▶ **What is expected**
Reproduce all the lines below exactly and omit the images.

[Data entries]
_ _ _

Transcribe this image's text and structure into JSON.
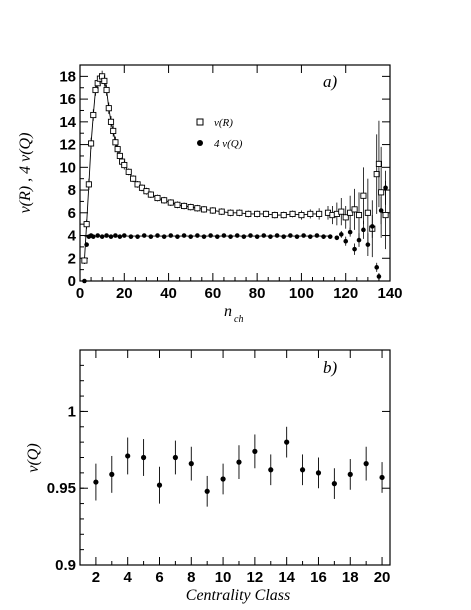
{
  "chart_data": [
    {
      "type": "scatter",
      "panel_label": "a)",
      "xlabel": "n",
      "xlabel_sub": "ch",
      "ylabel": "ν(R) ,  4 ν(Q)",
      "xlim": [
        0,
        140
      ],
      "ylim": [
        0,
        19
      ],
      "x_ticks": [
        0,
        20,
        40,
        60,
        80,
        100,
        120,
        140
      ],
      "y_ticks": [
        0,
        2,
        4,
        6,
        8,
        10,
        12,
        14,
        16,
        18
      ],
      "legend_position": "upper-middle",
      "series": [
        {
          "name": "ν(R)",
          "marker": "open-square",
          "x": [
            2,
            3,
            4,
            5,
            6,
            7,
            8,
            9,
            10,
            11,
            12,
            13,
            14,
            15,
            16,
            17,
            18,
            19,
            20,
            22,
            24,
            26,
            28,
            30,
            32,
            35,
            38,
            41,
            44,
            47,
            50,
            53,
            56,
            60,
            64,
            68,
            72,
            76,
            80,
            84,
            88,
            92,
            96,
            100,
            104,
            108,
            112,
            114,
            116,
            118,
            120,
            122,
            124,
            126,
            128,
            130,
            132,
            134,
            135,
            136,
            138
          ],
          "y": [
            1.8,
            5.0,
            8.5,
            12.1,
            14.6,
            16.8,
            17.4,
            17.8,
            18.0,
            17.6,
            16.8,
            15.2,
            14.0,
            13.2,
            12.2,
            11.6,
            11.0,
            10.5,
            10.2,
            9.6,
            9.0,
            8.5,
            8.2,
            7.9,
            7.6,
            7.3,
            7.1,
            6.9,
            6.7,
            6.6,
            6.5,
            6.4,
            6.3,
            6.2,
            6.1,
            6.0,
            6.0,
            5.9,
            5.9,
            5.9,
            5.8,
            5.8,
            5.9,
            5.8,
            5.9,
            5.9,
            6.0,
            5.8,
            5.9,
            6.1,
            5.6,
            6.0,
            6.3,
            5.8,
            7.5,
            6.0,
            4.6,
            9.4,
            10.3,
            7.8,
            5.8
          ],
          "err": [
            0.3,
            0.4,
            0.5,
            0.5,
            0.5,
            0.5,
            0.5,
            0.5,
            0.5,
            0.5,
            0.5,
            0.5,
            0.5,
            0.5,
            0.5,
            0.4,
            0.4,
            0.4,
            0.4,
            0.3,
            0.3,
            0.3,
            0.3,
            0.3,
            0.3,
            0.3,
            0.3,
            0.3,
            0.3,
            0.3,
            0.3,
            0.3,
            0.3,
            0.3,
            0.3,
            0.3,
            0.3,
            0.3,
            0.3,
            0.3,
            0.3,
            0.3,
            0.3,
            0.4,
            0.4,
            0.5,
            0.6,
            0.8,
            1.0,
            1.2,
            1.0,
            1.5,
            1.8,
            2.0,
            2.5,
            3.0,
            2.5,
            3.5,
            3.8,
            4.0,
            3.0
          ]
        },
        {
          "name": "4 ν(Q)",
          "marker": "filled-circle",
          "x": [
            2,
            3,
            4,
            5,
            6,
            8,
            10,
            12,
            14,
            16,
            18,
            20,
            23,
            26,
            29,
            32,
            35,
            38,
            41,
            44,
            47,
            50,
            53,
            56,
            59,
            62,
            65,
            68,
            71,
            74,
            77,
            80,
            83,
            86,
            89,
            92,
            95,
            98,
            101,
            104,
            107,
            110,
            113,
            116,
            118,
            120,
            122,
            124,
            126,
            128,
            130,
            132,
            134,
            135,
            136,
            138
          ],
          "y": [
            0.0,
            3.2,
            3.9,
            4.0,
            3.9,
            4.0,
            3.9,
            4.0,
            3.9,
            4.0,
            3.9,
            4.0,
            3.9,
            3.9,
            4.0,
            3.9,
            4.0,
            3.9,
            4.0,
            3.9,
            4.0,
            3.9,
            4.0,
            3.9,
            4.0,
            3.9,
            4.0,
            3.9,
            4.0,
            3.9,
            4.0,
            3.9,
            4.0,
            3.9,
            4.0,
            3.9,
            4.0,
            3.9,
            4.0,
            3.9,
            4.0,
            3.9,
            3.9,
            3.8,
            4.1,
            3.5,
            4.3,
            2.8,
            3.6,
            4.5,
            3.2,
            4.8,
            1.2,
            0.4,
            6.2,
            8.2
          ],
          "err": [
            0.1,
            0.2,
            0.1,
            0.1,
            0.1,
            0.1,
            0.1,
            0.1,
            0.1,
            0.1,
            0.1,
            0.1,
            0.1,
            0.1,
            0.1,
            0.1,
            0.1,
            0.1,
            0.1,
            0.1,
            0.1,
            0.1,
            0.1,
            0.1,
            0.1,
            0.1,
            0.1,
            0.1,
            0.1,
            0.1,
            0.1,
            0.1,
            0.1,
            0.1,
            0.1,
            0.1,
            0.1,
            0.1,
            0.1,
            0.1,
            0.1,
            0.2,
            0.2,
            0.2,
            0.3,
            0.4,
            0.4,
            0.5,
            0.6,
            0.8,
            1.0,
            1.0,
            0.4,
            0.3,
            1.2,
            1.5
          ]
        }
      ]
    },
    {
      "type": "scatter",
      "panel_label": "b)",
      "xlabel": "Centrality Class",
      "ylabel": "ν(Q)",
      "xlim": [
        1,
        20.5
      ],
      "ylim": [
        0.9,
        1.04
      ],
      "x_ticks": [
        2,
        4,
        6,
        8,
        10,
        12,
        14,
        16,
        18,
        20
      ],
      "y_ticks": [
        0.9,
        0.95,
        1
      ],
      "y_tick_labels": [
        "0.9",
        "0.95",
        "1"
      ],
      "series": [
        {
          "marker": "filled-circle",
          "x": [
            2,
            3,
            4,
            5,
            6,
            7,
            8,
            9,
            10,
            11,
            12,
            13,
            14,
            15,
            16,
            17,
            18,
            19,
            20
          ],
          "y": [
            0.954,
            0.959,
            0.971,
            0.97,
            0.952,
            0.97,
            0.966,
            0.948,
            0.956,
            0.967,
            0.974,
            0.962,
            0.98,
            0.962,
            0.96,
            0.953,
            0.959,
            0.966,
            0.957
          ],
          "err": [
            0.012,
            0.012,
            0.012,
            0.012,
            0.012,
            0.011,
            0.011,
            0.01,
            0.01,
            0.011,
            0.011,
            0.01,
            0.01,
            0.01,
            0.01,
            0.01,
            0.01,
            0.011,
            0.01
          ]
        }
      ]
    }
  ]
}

_ _ _

▶ **The response**
Transcribe this image's text and structure into JSON.
{
  "chart_data": [
    {
      "type": "scatter",
      "panel_label": "a)",
      "xlabel": "n",
      "xlabel_sub": "ch",
      "ylabel": "ν(R) ,  4 ν(Q)",
      "xlim": [
        0,
        140
      ],
      "ylim": [
        0,
        19
      ],
      "x_ticks": [
        0,
        20,
        40,
        60,
        80,
        100,
        120,
        140
      ],
      "y_ticks": [
        0,
        2,
        4,
        6,
        8,
        10,
        12,
        14,
        16,
        18
      ],
      "legend_position": "upper-middle",
      "series": [
        {
          "name": "ν(R)",
          "marker": "open-square",
          "x": [
            2,
            3,
            4,
            5,
            6,
            7,
            8,
            9,
            10,
            11,
            12,
            13,
            14,
            15,
            16,
            17,
            18,
            19,
            20,
            22,
            24,
            26,
            28,
            30,
            32,
            35,
            38,
            41,
            44,
            47,
            50,
            53,
            56,
            60,
            64,
            68,
            72,
            76,
            80,
            84,
            88,
            92,
            96,
            100,
            104,
            108,
            112,
            114,
            116,
            118,
            120,
            122,
            124,
            126,
            128,
            130,
            132,
            134,
            135,
            136,
            138
          ],
          "y": [
            1.8,
            5.0,
            8.5,
            12.1,
            14.6,
            16.8,
            17.4,
            17.8,
            18.0,
            17.6,
            16.8,
            15.2,
            14.0,
            13.2,
            12.2,
            11.6,
            11.0,
            10.5,
            10.2,
            9.6,
            9.0,
            8.5,
            8.2,
            7.9,
            7.6,
            7.3,
            7.1,
            6.9,
            6.7,
            6.6,
            6.5,
            6.4,
            6.3,
            6.2,
            6.1,
            6.0,
            6.0,
            5.9,
            5.9,
            5.9,
            5.8,
            5.8,
            5.9,
            5.8,
            5.9,
            5.9,
            6.0,
            5.8,
            5.9,
            6.1,
            5.6,
            6.0,
            6.3,
            5.8,
            7.5,
            6.0,
            4.6,
            9.4,
            10.3,
            7.8,
            5.8
          ],
          "err": [
            0.3,
            0.4,
            0.5,
            0.5,
            0.5,
            0.5,
            0.5,
            0.5,
            0.5,
            0.5,
            0.5,
            0.5,
            0.5,
            0.5,
            0.5,
            0.4,
            0.4,
            0.4,
            0.4,
            0.3,
            0.3,
            0.3,
            0.3,
            0.3,
            0.3,
            0.3,
            0.3,
            0.3,
            0.3,
            0.3,
            0.3,
            0.3,
            0.3,
            0.3,
            0.3,
            0.3,
            0.3,
            0.3,
            0.3,
            0.3,
            0.3,
            0.3,
            0.3,
            0.4,
            0.4,
            0.5,
            0.6,
            0.8,
            1.0,
            1.2,
            1.0,
            1.5,
            1.8,
            2.0,
            2.5,
            3.0,
            2.5,
            3.5,
            3.8,
            4.0,
            3.0
          ]
        },
        {
          "name": "4 ν(Q)",
          "marker": "filled-circle",
          "x": [
            2,
            3,
            4,
            5,
            6,
            8,
            10,
            12,
            14,
            16,
            18,
            20,
            23,
            26,
            29,
            32,
            35,
            38,
            41,
            44,
            47,
            50,
            53,
            56,
            59,
            62,
            65,
            68,
            71,
            74,
            77,
            80,
            83,
            86,
            89,
            92,
            95,
            98,
            101,
            104,
            107,
            110,
            113,
            116,
            118,
            120,
            122,
            124,
            126,
            128,
            130,
            132,
            134,
            135,
            136,
            138
          ],
          "y": [
            0.0,
            3.2,
            3.9,
            4.0,
            3.9,
            4.0,
            3.9,
            4.0,
            3.9,
            4.0,
            3.9,
            4.0,
            3.9,
            3.9,
            4.0,
            3.9,
            4.0,
            3.9,
            4.0,
            3.9,
            4.0,
            3.9,
            4.0,
            3.9,
            4.0,
            3.9,
            4.0,
            3.9,
            4.0,
            3.9,
            4.0,
            3.9,
            4.0,
            3.9,
            4.0,
            3.9,
            4.0,
            3.9,
            4.0,
            3.9,
            4.0,
            3.9,
            3.9,
            3.8,
            4.1,
            3.5,
            4.3,
            2.8,
            3.6,
            4.5,
            3.2,
            4.8,
            1.2,
            0.4,
            6.2,
            8.2
          ],
          "err": [
            0.1,
            0.2,
            0.1,
            0.1,
            0.1,
            0.1,
            0.1,
            0.1,
            0.1,
            0.1,
            0.1,
            0.1,
            0.1,
            0.1,
            0.1,
            0.1,
            0.1,
            0.1,
            0.1,
            0.1,
            0.1,
            0.1,
            0.1,
            0.1,
            0.1,
            0.1,
            0.1,
            0.1,
            0.1,
            0.1,
            0.1,
            0.1,
            0.1,
            0.1,
            0.1,
            0.1,
            0.1,
            0.1,
            0.1,
            0.1,
            0.1,
            0.2,
            0.2,
            0.2,
            0.3,
            0.4,
            0.4,
            0.5,
            0.6,
            0.8,
            1.0,
            1.0,
            0.4,
            0.3,
            1.2,
            1.5
          ]
        }
      ]
    },
    {
      "type": "scatter",
      "panel_label": "b)",
      "xlabel": "Centrality Class",
      "ylabel": "ν(Q)",
      "xlim": [
        1,
        20.5
      ],
      "ylim": [
        0.9,
        1.04
      ],
      "x_ticks": [
        2,
        4,
        6,
        8,
        10,
        12,
        14,
        16,
        18,
        20
      ],
      "y_ticks": [
        0.9,
        0.95,
        1
      ],
      "y_tick_labels": [
        "0.9",
        "0.95",
        "1"
      ],
      "series": [
        {
          "marker": "filled-circle",
          "x": [
            2,
            3,
            4,
            5,
            6,
            7,
            8,
            9,
            10,
            11,
            12,
            13,
            14,
            15,
            16,
            17,
            18,
            19,
            20
          ],
          "y": [
            0.954,
            0.959,
            0.971,
            0.97,
            0.952,
            0.97,
            0.966,
            0.948,
            0.956,
            0.967,
            0.974,
            0.962,
            0.98,
            0.962,
            0.96,
            0.953,
            0.959,
            0.966,
            0.957
          ],
          "err": [
            0.012,
            0.012,
            0.012,
            0.012,
            0.012,
            0.011,
            0.011,
            0.01,
            0.01,
            0.011,
            0.011,
            0.01,
            0.01,
            0.01,
            0.01,
            0.01,
            0.01,
            0.011,
            0.01
          ]
        }
      ]
    }
  ]
}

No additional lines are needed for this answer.